Consider the data that follows and state how many lines contain the string "mean", using the number alone.

---------------

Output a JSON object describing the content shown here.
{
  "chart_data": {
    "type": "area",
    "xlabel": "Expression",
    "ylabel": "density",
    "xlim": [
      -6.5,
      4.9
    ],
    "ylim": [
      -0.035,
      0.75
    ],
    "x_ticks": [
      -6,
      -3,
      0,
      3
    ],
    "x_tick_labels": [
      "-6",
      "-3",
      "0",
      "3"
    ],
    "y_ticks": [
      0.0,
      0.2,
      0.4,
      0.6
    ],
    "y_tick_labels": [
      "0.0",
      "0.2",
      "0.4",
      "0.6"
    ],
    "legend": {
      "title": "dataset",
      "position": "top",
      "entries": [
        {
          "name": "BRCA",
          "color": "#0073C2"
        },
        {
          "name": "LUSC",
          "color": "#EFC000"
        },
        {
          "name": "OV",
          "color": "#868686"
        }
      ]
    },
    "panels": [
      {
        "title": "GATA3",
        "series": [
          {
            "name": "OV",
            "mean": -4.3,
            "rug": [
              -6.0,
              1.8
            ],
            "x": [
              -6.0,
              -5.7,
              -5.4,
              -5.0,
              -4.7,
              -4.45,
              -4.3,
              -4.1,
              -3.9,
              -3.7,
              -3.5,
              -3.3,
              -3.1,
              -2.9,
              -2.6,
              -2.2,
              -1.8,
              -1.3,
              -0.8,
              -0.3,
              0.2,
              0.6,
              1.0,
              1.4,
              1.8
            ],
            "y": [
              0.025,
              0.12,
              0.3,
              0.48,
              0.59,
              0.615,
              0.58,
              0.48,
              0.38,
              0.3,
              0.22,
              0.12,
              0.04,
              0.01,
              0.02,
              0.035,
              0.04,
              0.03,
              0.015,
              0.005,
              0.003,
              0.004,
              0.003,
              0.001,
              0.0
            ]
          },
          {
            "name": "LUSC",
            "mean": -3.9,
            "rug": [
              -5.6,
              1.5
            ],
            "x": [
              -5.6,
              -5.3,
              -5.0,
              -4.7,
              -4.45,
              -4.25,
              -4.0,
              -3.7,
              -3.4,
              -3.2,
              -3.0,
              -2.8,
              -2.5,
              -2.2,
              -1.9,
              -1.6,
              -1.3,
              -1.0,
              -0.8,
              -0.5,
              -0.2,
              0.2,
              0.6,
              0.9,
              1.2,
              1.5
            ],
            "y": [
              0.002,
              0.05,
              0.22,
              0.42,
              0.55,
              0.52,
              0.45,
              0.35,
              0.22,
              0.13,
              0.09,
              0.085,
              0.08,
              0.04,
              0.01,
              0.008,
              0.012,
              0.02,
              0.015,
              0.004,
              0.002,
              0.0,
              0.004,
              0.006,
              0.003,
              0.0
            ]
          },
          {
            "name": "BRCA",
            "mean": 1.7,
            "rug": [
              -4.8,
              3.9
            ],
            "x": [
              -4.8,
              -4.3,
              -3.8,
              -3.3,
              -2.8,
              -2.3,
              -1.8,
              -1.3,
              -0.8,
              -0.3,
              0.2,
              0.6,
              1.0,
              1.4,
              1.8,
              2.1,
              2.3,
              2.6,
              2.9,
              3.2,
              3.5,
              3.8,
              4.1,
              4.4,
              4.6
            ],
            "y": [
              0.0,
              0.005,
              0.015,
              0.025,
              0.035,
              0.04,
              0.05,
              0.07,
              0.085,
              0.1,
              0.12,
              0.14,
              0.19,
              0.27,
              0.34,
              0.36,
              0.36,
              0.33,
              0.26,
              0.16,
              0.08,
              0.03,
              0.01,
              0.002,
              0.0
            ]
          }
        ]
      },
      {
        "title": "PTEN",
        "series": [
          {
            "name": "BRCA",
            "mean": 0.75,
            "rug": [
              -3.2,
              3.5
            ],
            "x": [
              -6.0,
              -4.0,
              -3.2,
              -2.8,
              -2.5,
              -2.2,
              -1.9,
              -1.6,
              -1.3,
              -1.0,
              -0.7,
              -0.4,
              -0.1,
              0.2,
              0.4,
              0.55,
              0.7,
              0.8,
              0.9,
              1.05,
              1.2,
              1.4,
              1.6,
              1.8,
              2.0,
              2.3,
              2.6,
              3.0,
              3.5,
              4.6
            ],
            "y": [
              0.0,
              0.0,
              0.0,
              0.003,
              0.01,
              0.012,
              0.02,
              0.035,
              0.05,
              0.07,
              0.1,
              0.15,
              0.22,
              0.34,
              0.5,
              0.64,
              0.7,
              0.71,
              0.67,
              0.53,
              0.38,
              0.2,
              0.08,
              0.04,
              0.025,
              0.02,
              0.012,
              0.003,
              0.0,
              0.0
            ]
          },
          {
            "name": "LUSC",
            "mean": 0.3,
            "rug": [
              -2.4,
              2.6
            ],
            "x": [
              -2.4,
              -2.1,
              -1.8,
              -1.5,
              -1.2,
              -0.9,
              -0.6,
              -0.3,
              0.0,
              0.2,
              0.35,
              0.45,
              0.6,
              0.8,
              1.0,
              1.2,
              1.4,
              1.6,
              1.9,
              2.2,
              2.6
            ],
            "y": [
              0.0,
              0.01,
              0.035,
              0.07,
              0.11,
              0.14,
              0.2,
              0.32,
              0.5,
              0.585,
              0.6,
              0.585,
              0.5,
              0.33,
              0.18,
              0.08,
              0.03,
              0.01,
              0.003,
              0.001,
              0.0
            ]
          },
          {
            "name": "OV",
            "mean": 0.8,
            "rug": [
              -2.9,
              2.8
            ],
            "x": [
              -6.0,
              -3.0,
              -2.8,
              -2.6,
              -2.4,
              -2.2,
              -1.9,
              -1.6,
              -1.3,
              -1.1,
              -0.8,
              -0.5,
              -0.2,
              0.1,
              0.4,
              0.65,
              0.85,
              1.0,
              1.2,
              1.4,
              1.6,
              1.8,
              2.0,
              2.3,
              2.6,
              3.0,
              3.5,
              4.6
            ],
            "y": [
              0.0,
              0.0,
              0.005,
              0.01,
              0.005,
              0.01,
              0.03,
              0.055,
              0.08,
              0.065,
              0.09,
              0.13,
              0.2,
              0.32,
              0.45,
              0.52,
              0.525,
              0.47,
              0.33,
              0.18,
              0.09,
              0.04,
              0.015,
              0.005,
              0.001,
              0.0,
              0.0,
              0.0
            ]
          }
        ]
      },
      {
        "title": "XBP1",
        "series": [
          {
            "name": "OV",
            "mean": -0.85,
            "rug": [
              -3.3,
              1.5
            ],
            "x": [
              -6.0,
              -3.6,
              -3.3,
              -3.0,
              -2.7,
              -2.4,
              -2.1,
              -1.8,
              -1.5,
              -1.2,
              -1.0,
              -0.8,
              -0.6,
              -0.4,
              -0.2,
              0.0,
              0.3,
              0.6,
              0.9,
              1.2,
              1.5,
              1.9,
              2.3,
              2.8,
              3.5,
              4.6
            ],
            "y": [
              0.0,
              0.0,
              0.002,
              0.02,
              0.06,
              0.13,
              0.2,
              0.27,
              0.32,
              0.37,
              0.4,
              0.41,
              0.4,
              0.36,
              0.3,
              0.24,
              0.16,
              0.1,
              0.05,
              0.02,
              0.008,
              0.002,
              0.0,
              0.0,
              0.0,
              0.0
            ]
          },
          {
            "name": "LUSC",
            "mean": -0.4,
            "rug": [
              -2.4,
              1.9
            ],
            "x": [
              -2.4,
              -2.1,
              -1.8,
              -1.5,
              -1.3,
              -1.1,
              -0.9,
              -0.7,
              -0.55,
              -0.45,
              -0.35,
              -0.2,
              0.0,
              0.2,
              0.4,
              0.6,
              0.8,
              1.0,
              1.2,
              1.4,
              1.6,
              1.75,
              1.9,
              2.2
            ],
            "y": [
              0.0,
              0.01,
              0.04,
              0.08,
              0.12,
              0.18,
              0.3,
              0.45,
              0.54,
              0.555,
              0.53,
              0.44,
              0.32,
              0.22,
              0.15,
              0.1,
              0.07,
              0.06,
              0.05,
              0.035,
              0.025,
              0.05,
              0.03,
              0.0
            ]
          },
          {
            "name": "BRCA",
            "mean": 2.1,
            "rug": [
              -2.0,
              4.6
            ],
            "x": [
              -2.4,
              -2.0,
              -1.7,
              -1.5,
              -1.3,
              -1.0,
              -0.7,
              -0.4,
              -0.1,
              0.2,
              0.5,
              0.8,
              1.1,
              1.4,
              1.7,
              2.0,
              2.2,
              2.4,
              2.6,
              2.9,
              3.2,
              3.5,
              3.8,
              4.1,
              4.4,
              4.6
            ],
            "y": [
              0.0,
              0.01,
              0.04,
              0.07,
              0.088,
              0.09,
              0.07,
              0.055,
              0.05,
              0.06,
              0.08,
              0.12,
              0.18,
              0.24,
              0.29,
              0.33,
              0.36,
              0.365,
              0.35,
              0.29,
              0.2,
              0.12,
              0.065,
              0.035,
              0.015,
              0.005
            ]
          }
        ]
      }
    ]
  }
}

---------------

> RESPONSE TO THIS TASK: 9